### Stated exercise
Pick out each line with the word "name" from the material that follows.

* begin *

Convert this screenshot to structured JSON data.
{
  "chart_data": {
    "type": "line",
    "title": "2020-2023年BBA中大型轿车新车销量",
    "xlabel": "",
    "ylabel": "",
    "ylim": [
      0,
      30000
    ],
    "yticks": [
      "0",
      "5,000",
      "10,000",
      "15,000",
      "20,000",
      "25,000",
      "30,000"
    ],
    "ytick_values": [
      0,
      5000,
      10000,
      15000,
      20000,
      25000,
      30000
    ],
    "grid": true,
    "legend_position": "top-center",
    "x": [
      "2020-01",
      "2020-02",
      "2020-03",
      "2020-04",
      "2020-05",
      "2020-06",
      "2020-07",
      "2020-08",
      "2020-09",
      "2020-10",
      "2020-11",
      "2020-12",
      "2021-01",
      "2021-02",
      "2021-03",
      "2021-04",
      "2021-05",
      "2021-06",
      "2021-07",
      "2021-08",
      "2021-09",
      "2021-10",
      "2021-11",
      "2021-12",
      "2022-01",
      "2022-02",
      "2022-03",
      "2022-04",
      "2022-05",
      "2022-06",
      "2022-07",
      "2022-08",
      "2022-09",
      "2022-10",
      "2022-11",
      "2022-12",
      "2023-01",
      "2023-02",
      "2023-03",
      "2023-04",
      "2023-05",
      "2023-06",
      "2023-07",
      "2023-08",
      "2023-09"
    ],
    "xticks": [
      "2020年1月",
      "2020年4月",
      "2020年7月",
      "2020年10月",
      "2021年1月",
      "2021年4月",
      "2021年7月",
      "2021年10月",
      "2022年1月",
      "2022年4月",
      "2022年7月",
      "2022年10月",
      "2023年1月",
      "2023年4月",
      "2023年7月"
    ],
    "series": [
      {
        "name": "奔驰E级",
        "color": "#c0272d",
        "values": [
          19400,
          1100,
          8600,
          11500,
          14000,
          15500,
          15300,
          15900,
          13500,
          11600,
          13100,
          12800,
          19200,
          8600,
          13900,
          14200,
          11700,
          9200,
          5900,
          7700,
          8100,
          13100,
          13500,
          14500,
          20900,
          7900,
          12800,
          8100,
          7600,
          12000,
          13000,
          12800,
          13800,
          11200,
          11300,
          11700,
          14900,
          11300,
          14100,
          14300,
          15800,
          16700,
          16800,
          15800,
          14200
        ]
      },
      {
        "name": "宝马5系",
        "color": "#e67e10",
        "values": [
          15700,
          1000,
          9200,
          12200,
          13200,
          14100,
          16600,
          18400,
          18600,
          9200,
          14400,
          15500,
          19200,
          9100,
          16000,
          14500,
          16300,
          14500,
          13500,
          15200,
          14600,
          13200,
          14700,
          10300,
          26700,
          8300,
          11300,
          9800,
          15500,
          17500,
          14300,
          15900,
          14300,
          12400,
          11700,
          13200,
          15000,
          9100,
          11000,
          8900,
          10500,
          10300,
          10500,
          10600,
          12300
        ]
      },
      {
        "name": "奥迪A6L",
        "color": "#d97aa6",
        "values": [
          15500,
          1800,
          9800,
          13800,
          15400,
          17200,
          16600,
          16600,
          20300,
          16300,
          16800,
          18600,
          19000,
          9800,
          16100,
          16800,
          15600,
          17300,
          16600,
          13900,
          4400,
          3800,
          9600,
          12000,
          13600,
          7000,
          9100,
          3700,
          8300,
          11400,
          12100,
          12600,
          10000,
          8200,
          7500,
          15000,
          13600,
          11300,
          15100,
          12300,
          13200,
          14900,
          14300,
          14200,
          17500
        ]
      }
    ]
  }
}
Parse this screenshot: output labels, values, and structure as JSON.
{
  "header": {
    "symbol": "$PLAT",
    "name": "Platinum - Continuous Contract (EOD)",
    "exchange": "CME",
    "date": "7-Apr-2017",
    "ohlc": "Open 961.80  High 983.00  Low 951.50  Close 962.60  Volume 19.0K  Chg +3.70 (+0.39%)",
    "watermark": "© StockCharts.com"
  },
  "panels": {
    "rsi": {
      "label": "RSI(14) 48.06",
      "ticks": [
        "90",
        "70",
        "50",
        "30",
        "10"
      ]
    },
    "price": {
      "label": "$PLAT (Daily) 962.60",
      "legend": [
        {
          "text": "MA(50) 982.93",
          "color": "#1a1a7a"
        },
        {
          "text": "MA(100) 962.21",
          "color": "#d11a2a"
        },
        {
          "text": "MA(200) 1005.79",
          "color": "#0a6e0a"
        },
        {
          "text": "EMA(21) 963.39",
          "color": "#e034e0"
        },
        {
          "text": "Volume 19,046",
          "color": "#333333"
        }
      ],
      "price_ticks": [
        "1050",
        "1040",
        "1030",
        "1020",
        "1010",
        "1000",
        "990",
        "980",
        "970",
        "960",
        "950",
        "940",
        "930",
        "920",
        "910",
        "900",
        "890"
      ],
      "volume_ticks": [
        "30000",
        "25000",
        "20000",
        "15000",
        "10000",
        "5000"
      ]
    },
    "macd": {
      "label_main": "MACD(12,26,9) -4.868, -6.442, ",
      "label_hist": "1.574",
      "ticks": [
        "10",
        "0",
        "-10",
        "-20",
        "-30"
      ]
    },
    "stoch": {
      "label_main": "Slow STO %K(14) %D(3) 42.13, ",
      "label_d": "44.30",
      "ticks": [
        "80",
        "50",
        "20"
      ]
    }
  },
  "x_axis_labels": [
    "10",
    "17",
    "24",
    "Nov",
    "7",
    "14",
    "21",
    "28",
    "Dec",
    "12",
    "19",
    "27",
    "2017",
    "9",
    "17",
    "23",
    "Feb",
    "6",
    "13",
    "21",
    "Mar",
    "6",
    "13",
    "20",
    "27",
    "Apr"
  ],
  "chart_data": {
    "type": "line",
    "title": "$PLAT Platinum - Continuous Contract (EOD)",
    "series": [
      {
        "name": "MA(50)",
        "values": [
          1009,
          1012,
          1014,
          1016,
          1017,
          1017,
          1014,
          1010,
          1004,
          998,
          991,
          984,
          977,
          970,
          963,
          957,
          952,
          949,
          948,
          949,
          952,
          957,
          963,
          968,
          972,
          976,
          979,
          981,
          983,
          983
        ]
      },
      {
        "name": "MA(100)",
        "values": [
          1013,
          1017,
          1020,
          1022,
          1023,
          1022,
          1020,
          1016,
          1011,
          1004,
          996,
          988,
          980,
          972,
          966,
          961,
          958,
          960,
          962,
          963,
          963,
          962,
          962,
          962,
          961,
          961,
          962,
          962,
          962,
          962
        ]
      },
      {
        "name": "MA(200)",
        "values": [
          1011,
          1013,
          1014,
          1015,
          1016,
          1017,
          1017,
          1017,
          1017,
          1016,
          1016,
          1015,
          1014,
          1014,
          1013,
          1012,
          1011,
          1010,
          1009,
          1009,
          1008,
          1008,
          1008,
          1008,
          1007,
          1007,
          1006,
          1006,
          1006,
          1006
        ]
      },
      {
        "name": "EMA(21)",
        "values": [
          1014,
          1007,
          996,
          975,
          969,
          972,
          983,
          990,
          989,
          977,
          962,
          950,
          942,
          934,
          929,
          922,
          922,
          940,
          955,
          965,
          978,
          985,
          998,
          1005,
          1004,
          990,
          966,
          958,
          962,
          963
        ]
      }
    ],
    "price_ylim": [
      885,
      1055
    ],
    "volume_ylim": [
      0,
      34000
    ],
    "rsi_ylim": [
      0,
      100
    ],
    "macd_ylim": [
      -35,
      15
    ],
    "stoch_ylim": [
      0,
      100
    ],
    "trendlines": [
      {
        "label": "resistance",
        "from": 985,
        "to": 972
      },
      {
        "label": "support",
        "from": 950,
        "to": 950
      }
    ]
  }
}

* end *

### Response to the task
        "name": "奔驰E级",
        "name": "宝马5系",
        "name": "奥迪A6L",
    "name": "Platinum - Continuous Contract (EOD)",
        "name": "MA(50)",
        "name": "MA(100)",
        "name": "MA(200)",
        "name": "EMA(21)",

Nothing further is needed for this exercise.